▶ EXERCISE INSTRUCTIONS
Repeat the records in full and exactly, omitting pictures.

▶ Stored data entries
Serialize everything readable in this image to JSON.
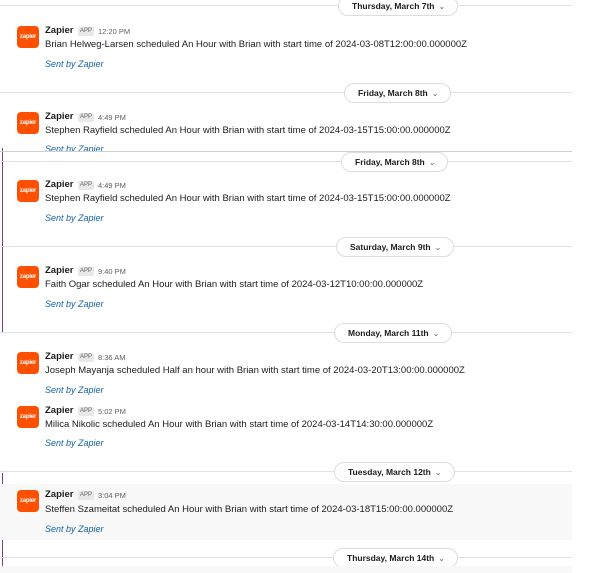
{
  "app": {
    "name": "Zapier",
    "badge": "APP",
    "logo_text": "zapier",
    "sent_label": "Sent by Zapier"
  },
  "dates": [
    "Thursday, March 7th",
    "Friday, March 8th",
    "Friday, March 8th",
    "Saturday, March 9th",
    "Monday, March 11th",
    "Tuesday, March 12th",
    "Thursday, March 14th"
  ],
  "messages": [
    {
      "time": "12:20 PM",
      "text": "Brian Helweg-Larsen scheduled An Hour with Brian with start time of 2024-03-08T12:00:00.000000Z"
    },
    {
      "time": "4:49 PM",
      "text": "Stephen Rayfield scheduled An Hour with Brian with start time of 2024-03-15T15:00:00.000000Z"
    },
    {
      "time": "4:49 PM",
      "text": "Stephen Rayfield scheduled An Hour with Brian with start time of 2024-03-15T15:00:00.000000Z"
    },
    {
      "time": "9:40 PM",
      "text": "Faith Ogar scheduled An Hour with Brian with start time of 2024-03-12T10:00:00.000000Z"
    },
    {
      "time": "8:36 AM",
      "text": "Joseph Mayanja scheduled Half an hour with Brian with start time of 2024-03-20T13:00:00.000000Z"
    },
    {
      "time": "5:02 PM",
      "text": "Milica Nikolic scheduled An Hour with Brian with start time of 2024-03-14T14:30:00.000000Z"
    },
    {
      "time": "3:04 PM",
      "text": "Steffen Szameitat scheduled An Hour with Brian with start time of 2024-03-18T15:00:00.000000Z"
    }
  ],
  "colors": {
    "brand": "#ff4f00",
    "link": "#1264a3",
    "accent_line": "#7a3f8a"
  }
}
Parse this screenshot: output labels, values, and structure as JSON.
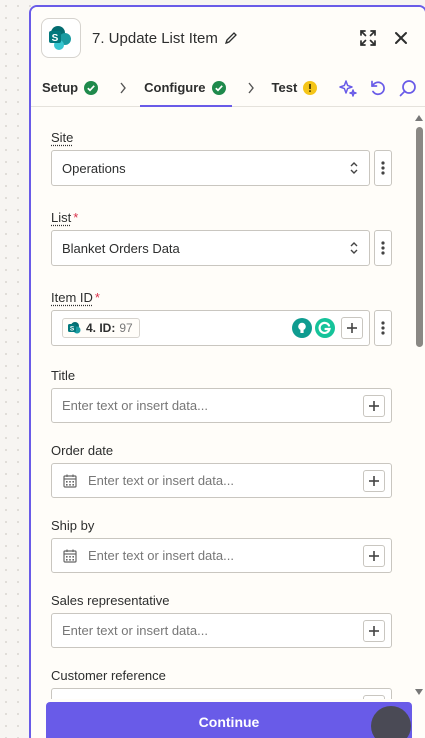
{
  "header": {
    "title": "7. Update List Item",
    "app_icon": "sharepoint-logo",
    "expand_icon": "expand-icon",
    "close_icon": "close-icon"
  },
  "tabs": [
    {
      "label": "Setup",
      "status": "complete"
    },
    {
      "label": "Configure",
      "status": "complete"
    },
    {
      "label": "Test",
      "status": "warning"
    }
  ],
  "tab_tools": [
    "sparkle-icon",
    "refresh-icon",
    "search-icon"
  ],
  "fields": {
    "site": {
      "label": "Site",
      "value": "Operations"
    },
    "list": {
      "label": "List",
      "required_mark": "*",
      "value": "Blanket Orders Data"
    },
    "item_id": {
      "label": "Item ID",
      "required_mark": "*",
      "pill_label": "4. ID:",
      "pill_value": "97"
    },
    "title": {
      "label": "Title",
      "placeholder": "Enter text or insert data..."
    },
    "order_date": {
      "label": "Order date",
      "placeholder": "Enter text or insert data..."
    },
    "ship_by": {
      "label": "Ship by",
      "placeholder": "Enter text or insert data..."
    },
    "sales_rep": {
      "label": "Sales representative",
      "placeholder": "Enter text or insert data..."
    },
    "customer_ref": {
      "label": "Customer reference"
    }
  },
  "footer": {
    "continue_label": "Continue"
  },
  "colors": {
    "accent": "#695be8",
    "success": "#1f8a4c",
    "warning": "#f5c518",
    "sharepoint": "#038387"
  }
}
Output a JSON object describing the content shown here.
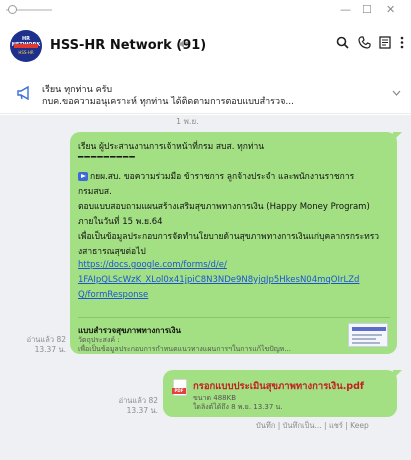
{
  "window": {
    "minimize": "—",
    "maximize": "☐",
    "close": "✕"
  },
  "avatar": {
    "line1": "HR NETWORK",
    "line2": "HSS-HR"
  },
  "header": {
    "title": "HSS-HR Network (91)"
  },
  "announcement": {
    "line1": "เรียน ทุกท่าน ครับ",
    "line2": "กบค.ขอความอนุเคราะห์ ทุกท่าน ได้ติดตามการตอบแบบสำรวจ..."
  },
  "date_chip": "1 พ.ย.",
  "message1": {
    "greeting": "เรียน ผู้ประสานงานการเจ้าหน้าที่กรม สบส. ทุกท่าน",
    "dashes": "━━━━━━━━━",
    "line1": "กยผ.สบ. ขอความร่วมมือ ข้าราชการ ลูกจ้างประจำ และพนักงานราชการ",
    "line2": "กรมสบส.",
    "line3": "ตอบแบบสอบถามแผนสร้างเสริมสุขภาพทางการเงิน (Happy Money Program)",
    "line4": "ภายในวันที่ 15 พ.ย.64",
    "line5": "เพื่อเป็นข้อมูลประกอบการจัดทำนโยบายด้านสุขภาพทางการเงินแก่บุคลากรกระทรว",
    "line6": "งสาธารณสุขต่อไป",
    "link1": "https://docs.google.com/forms/d/e/",
    "link2": "1FAIpQLScWzK_XLol0x41jpiC8N3NDe9N8yjqJp5HkesN04mqOIrLZd",
    "link3": "Q/formResponse",
    "preview_title": "แบบสำรวจสุขภาพทางการเงิน",
    "preview_subtitle": "วัตถุประสงค์ :",
    "preview_desc": "เพื่อเป็นข้อมูลประกอบการกำหนดแนวทางแผนการฯในการแก้ไขปัญห...",
    "read_label": "อ่านแล้ว 82",
    "time": "13.37 น."
  },
  "message2": {
    "file_name": "กรอกแบบประเมินสุขภาพทางการเงิน.pdf",
    "file_size": "ขนาด 488KB",
    "expiry": "ใดลิงต์ได้ถึง 8 พ.ย. 13.37 น.",
    "read_label": "อ่านแล้ว 82",
    "time": "13.37 น."
  },
  "actions": "บันทึก | บันทึกเป็น... | แชร์ | Keep"
}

▶ RESPONSE TO THE EXERCISE
Serialize everything readable in this image to JSON.
{
  "app": {
    "name": "Zapier",
    "badge": "APP",
    "logo_text": "zapier",
    "sent_label": "Sent by Zapier"
  },
  "dates": [
    "Thursday, March 7th",
    "Friday, March 8th",
    "Friday, March 8th",
    "Saturday, March 9th",
    "Monday, March 11th",
    "Tuesday, March 12th",
    "Thursday, March 14th"
  ],
  "messages": [
    {
      "time": "12:20 PM",
      "text": "Brian Helweg-Larsen scheduled An Hour with Brian with start time of 2024-03-08T12:00:00.000000Z"
    },
    {
      "time": "4:49 PM",
      "text": "Stephen Rayfield scheduled An Hour with Brian with start time of 2024-03-15T15:00:00.000000Z"
    },
    {
      "time": "4:49 PM",
      "text": "Stephen Rayfield scheduled An Hour with Brian with start time of 2024-03-15T15:00:00.000000Z"
    },
    {
      "time": "9:40 PM",
      "text": "Faith Ogar scheduled An Hour with Brian with start time of 2024-03-12T10:00:00.000000Z"
    },
    {
      "time": "8:36 AM",
      "text": "Joseph Mayanja scheduled Half an hour with Brian with start time of 2024-03-20T13:00:00.000000Z"
    },
    {
      "time": "5:02 PM",
      "text": "Milica Nikolic scheduled An Hour with Brian with start time of 2024-03-14T14:30:00.000000Z"
    },
    {
      "time": "3:04 PM",
      "text": "Steffen Szameitat scheduled An Hour with Brian with start time of 2024-03-18T15:00:00.000000Z"
    }
  ],
  "colors": {
    "brand": "#ff4f00",
    "link": "#1264a3",
    "accent_line": "#7a3f8a"
  }
}
Parse this screenshot: output labels, values, and structure as JSON.
{
  "header": {
    "title": "7. Update List Item",
    "app_icon": "sharepoint-logo",
    "expand_icon": "expand-icon",
    "close_icon": "close-icon"
  },
  "tabs": [
    {
      "label": "Setup",
      "status": "complete"
    },
    {
      "label": "Configure",
      "status": "complete"
    },
    {
      "label": "Test",
      "status": "warning"
    }
  ],
  "tab_tools": [
    "sparkle-icon",
    "refresh-icon",
    "search-icon"
  ],
  "fields": {
    "site": {
      "label": "Site",
      "value": "Operations"
    },
    "list": {
      "label": "List",
      "required_mark": "*",
      "value": "Blanket Orders Data"
    },
    "item_id": {
      "label": "Item ID",
      "required_mark": "*",
      "pill_label": "4. ID:",
      "pill_value": "97"
    },
    "title": {
      "label": "Title",
      "placeholder": "Enter text or insert data..."
    },
    "order_date": {
      "label": "Order date",
      "placeholder": "Enter text or insert data..."
    },
    "ship_by": {
      "label": "Ship by",
      "placeholder": "Enter text or insert data..."
    },
    "sales_rep": {
      "label": "Sales representative",
      "placeholder": "Enter text or insert data..."
    },
    "customer_ref": {
      "label": "Customer reference"
    }
  },
  "footer": {
    "continue_label": "Continue"
  },
  "colors": {
    "accent": "#695be8",
    "success": "#1f8a4c",
    "warning": "#f5c518",
    "sharepoint": "#038387"
  }
}
Output a JSON object describing the content shown here.
{
  "window": {
    "minimize": "—",
    "maximize": "☐",
    "close": "✕"
  },
  "avatar": {
    "line1": "HR NETWORK",
    "line2": "HSS-HR"
  },
  "header": {
    "title": "HSS-HR Network (91)"
  },
  "announcement": {
    "line1": "เรียน ทุกท่าน ครับ",
    "line2": "กบค.ขอความอนุเคราะห์ ทุกท่าน ได้ติดตามการตอบแบบสำรวจ..."
  },
  "date_chip": "1 พ.ย.",
  "message1": {
    "greeting": "เรียน ผู้ประสานงานการเจ้าหน้าที่กรม สบส. ทุกท่าน",
    "dashes": "━━━━━━━━━",
    "line1": "กยผ.สบ. ขอความร่วมมือ ข้าราชการ ลูกจ้างประจำ และพนักงานราชการ",
    "line2": "กรมสบส.",
    "line3": "ตอบแบบสอบถามแผนสร้างเสริมสุขภาพทางการเงิน (Happy Money Program)",
    "line4": "ภายในวันที่ 15 พ.ย.64",
    "line5": "เพื่อเป็นข้อมูลประกอบการจัดทำนโยบายด้านสุขภาพทางการเงินแก่บุคลากรกระทรว",
    "line6": "งสาธารณสุขต่อไป",
    "link1": "https://docs.google.com/forms/d/e/",
    "link2": "1FAIpQLScWzK_XLol0x41jpiC8N3NDe9N8yjqJp5HkesN04mqOIrLZd",
    "link3": "Q/formResponse",
    "preview_title": "แบบสำรวจสุขภาพทางการเงิน",
    "preview_subtitle": "วัตถุประสงค์ :",
    "preview_desc": "เพื่อเป็นข้อมูลประกอบการกำหนดแนวทางแผนการฯในการแก้ไขปัญห...",
    "read_label": "อ่านแล้ว 82",
    "time": "13.37 น."
  },
  "message2": {
    "file_name": "กรอกแบบประเมินสุขภาพทางการเงิน.pdf",
    "file_size": "ขนาด 488KB",
    "expiry": "ใดลิงต์ได้ถึง 8 พ.ย. 13.37 น.",
    "read_label": "อ่านแล้ว 82",
    "time": "13.37 น."
  },
  "actions": "บันทึก | บันทึกเป็น... | แชร์ | Keep"
}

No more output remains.